##### TASK DATA

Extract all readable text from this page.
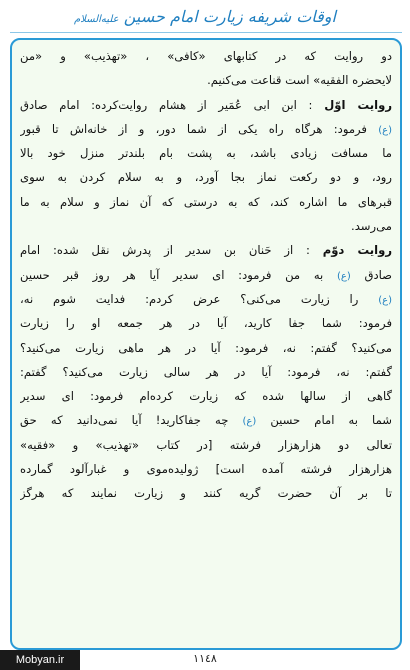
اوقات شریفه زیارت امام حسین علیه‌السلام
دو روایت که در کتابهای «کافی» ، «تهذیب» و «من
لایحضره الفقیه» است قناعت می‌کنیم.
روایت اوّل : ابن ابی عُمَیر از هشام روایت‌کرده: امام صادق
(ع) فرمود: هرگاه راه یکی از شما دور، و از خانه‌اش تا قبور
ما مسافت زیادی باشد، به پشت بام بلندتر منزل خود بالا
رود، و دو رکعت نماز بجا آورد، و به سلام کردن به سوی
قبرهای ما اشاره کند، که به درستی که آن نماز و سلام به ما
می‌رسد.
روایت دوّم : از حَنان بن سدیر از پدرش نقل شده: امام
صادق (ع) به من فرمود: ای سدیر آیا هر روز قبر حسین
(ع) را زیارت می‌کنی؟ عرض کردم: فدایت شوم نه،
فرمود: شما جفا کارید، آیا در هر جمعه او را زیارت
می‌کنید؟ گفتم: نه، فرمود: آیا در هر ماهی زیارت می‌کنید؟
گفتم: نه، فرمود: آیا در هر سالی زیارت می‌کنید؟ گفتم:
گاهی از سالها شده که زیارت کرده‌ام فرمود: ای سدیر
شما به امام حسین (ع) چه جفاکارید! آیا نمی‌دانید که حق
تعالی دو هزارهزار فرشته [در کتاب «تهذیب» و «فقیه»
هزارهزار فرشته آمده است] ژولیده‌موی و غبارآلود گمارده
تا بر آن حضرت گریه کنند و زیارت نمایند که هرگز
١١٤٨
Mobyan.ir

##########

Pick out the lines containing the string "تهذیب".

## ANSWER FOR THE TASK
دو روایت که در کتابهای «کافی» ، «تهذیب» و «من
تعالی دو هزارهزار فرشته [در کتاب «تهذیب» و «فقیه»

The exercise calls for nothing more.